##### EXTRACTED DATA #####

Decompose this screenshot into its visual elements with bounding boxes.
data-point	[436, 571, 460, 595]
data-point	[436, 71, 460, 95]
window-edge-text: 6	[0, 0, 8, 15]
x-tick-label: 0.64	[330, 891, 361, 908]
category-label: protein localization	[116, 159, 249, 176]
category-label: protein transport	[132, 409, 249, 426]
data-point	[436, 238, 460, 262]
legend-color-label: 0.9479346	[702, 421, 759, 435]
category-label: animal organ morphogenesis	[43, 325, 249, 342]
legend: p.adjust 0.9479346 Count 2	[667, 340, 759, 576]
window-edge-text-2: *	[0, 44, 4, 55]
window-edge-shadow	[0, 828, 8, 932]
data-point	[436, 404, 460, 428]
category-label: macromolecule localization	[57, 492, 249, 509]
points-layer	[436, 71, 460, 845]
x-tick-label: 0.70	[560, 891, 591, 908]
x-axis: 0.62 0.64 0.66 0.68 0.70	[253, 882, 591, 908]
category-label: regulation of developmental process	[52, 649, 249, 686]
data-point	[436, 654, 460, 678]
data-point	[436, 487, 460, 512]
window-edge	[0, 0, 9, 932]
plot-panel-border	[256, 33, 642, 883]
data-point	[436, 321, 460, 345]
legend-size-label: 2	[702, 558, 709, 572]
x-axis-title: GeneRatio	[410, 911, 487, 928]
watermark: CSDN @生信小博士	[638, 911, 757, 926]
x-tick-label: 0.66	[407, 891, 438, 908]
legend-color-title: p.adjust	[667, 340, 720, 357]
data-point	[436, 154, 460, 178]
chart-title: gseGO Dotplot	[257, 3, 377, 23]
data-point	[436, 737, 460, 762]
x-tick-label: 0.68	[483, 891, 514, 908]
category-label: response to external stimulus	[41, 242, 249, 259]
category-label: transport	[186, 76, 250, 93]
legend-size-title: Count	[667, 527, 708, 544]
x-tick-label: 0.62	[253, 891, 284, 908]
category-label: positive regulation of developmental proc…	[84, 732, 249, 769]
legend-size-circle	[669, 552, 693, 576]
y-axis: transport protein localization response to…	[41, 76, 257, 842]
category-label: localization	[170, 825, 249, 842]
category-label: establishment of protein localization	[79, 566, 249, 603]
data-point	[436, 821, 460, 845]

#####
##### EXTRACTED DATA #####

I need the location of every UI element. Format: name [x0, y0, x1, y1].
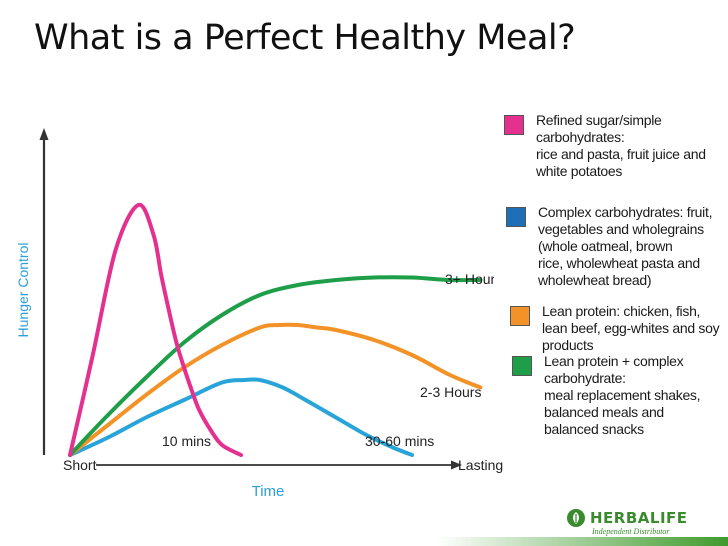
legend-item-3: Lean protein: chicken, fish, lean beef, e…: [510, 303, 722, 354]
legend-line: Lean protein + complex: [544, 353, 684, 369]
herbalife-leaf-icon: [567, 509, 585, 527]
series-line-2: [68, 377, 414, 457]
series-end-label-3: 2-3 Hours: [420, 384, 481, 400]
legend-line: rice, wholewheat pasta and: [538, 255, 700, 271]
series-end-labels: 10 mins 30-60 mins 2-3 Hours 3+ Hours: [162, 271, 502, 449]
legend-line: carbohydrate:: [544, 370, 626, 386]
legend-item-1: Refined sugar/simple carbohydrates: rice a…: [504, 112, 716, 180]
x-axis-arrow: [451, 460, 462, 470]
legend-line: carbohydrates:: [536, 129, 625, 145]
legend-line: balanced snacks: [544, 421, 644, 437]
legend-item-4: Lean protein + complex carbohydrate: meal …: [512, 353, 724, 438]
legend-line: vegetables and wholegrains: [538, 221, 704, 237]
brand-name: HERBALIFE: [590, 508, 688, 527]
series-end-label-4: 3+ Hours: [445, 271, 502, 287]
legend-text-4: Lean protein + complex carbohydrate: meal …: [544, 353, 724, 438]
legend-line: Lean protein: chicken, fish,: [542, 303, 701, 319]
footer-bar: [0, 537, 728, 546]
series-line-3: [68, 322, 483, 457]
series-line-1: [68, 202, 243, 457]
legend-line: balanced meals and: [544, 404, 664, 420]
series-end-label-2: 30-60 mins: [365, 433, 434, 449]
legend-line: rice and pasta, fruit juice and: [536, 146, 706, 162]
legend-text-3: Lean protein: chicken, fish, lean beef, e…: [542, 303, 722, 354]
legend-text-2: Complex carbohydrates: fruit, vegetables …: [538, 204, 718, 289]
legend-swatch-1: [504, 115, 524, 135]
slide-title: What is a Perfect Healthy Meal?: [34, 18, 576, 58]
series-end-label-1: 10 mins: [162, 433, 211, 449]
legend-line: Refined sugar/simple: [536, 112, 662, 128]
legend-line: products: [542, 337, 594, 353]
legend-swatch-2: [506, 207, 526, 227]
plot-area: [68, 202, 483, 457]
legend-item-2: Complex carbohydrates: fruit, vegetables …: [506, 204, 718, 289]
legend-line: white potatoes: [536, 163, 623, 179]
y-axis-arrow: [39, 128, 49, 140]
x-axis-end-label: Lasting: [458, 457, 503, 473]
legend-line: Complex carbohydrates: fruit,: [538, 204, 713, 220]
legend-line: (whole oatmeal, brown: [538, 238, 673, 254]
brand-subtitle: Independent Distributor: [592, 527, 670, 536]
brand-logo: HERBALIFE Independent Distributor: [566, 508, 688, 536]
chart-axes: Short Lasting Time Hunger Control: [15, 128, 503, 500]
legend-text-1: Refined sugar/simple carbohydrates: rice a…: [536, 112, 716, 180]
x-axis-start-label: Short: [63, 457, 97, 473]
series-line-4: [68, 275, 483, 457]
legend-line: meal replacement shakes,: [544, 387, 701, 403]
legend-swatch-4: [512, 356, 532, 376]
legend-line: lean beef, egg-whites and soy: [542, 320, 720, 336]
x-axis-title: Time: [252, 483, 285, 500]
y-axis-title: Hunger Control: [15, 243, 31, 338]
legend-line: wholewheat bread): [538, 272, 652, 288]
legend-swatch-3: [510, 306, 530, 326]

#####

▶ [WHAT IS EXPECTED]: Each line above holding the string "Hours" counts once; please report the total and nothing more.

▶ [ANSWER BOX]: 3